## STATED GOAL
Pick out every line with the word "name" and copy it.

[Items from a figure collection]

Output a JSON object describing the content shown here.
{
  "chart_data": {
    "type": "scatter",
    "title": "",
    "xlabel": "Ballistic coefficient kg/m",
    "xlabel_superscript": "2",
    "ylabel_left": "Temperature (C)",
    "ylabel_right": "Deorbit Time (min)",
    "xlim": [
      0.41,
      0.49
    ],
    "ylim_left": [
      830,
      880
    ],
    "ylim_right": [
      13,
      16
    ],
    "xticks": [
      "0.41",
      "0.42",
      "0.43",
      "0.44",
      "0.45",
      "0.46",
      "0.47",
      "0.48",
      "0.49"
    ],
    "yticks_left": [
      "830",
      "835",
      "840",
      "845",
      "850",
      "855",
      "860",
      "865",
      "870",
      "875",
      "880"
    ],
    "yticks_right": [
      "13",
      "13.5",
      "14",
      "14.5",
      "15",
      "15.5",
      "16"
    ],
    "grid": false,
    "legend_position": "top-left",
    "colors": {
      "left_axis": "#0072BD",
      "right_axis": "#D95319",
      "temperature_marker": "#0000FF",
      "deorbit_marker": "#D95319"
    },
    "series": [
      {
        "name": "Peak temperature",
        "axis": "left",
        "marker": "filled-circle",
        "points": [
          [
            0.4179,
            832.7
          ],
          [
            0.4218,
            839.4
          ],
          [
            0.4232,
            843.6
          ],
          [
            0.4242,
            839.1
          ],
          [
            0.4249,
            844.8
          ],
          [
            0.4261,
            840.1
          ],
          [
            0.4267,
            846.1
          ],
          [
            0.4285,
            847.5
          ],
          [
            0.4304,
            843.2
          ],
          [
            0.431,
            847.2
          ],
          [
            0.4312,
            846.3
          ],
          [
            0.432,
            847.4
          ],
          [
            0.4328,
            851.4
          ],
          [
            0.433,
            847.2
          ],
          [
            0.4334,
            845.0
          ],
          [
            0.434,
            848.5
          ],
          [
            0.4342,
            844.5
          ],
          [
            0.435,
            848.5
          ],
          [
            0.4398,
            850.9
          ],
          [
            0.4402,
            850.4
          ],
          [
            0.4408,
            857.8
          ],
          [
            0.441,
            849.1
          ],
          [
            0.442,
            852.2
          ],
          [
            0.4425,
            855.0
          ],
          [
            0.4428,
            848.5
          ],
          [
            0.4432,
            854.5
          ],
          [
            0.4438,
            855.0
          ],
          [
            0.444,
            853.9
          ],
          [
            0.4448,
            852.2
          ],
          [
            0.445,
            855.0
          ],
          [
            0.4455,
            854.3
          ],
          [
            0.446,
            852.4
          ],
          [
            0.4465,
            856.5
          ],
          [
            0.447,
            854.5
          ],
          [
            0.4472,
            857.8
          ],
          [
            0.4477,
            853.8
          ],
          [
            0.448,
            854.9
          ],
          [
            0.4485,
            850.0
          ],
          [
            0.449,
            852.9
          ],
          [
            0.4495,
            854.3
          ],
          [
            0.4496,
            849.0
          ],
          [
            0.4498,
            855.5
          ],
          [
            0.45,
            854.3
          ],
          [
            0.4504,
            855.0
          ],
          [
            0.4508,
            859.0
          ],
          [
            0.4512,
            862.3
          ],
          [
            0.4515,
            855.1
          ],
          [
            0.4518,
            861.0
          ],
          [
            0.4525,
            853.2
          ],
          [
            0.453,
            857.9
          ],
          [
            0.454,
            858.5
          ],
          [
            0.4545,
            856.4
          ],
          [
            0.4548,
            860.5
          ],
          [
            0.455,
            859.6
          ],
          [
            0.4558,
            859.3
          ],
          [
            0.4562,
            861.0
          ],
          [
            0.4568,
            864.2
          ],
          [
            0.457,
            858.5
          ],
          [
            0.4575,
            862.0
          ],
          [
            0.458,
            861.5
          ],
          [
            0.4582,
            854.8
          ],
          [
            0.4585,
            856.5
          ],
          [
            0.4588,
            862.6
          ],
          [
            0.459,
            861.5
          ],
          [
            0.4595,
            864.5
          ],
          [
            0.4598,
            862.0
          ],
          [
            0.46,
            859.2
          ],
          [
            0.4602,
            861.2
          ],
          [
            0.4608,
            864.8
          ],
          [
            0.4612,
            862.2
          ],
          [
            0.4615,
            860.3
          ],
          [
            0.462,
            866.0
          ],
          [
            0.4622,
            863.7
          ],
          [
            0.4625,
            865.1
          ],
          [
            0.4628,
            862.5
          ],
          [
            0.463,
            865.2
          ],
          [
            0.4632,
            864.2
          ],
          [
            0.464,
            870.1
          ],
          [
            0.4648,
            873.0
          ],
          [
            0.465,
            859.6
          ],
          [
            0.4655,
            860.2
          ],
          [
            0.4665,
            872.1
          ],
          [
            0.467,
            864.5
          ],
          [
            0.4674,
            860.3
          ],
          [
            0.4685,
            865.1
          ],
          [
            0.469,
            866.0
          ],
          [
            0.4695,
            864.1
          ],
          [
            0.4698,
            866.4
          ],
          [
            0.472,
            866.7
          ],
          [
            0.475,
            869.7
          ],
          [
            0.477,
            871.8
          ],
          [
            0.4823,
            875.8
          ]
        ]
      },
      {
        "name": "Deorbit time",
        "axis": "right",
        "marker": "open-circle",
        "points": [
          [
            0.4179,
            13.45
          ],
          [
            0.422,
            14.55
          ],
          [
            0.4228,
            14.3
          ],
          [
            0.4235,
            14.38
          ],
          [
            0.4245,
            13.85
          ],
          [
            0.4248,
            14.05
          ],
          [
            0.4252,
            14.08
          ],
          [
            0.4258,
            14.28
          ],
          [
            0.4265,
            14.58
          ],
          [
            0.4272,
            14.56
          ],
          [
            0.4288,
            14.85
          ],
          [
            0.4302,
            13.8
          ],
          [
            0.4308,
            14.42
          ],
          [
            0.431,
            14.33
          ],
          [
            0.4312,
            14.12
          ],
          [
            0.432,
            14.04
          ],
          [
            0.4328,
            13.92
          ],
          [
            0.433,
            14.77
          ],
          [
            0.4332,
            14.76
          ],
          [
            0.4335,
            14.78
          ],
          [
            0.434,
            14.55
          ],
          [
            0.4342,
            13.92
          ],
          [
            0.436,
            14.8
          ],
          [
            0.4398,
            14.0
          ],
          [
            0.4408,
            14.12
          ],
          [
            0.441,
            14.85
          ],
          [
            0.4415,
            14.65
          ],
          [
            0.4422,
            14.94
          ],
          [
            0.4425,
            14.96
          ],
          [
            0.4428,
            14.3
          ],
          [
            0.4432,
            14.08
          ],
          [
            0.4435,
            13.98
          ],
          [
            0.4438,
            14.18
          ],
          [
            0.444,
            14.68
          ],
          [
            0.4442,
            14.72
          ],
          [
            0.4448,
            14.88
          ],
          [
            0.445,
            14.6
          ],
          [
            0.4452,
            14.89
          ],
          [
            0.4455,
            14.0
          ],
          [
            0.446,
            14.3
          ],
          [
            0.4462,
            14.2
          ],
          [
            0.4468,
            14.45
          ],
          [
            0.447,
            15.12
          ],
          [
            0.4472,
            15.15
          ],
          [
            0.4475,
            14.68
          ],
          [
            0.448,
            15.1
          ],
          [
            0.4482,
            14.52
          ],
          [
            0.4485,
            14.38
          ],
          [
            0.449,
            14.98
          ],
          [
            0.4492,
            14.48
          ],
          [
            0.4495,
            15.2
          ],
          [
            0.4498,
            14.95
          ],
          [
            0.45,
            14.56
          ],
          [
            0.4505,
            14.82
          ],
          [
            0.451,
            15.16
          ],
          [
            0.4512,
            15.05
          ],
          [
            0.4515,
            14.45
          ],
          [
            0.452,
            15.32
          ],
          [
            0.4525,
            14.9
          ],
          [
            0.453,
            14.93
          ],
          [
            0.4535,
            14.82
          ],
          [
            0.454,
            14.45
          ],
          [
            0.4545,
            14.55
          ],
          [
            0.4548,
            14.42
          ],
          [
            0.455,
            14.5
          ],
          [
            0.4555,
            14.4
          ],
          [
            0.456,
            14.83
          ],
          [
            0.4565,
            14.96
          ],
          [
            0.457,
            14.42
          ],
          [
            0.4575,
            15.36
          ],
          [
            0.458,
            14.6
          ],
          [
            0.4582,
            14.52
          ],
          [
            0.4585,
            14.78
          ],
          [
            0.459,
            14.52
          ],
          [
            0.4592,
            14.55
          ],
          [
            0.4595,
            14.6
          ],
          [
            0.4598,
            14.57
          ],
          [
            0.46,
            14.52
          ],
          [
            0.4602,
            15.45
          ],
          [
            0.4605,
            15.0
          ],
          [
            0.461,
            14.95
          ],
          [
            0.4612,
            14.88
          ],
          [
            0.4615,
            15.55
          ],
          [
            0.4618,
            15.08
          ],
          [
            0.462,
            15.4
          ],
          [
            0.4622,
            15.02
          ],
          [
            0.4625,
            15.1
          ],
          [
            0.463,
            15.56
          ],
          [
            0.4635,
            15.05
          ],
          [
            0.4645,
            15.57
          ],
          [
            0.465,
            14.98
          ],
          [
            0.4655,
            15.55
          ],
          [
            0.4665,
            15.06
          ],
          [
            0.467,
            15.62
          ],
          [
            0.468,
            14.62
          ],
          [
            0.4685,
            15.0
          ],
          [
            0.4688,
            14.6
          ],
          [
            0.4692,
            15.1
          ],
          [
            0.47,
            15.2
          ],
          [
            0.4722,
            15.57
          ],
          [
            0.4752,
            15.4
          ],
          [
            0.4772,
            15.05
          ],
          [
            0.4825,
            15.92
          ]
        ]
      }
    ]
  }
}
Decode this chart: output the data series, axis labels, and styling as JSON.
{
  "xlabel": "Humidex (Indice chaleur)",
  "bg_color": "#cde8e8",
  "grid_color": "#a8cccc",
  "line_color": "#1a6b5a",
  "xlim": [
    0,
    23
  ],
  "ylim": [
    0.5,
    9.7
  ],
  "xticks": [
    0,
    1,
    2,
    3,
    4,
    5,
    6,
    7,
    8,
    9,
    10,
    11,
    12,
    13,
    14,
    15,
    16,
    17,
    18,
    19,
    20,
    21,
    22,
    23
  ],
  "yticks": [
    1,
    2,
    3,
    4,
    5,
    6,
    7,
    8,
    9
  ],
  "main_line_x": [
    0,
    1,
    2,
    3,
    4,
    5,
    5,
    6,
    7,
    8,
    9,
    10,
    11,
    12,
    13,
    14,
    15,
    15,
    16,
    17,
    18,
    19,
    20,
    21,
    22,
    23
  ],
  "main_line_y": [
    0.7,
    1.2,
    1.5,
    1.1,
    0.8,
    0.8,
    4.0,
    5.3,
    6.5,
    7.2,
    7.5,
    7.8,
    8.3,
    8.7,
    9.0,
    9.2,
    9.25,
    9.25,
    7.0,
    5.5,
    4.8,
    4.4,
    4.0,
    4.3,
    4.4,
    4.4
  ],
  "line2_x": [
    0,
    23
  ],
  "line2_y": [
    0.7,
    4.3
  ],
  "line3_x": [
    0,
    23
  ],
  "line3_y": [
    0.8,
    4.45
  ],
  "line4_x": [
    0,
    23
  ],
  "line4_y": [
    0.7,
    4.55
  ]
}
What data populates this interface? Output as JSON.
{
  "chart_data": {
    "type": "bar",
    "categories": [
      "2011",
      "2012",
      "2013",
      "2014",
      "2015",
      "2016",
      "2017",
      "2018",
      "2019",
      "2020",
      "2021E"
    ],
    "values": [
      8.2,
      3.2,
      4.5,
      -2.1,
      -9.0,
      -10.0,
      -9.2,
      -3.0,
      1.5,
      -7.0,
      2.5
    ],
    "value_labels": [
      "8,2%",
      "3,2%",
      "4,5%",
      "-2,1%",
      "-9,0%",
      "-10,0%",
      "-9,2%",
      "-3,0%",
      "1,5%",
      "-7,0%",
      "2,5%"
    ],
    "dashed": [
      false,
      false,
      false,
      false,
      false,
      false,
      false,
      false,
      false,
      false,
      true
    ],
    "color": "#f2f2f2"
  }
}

## RESULT
        "name": "Peak temperature",
        "name": "Deorbit time",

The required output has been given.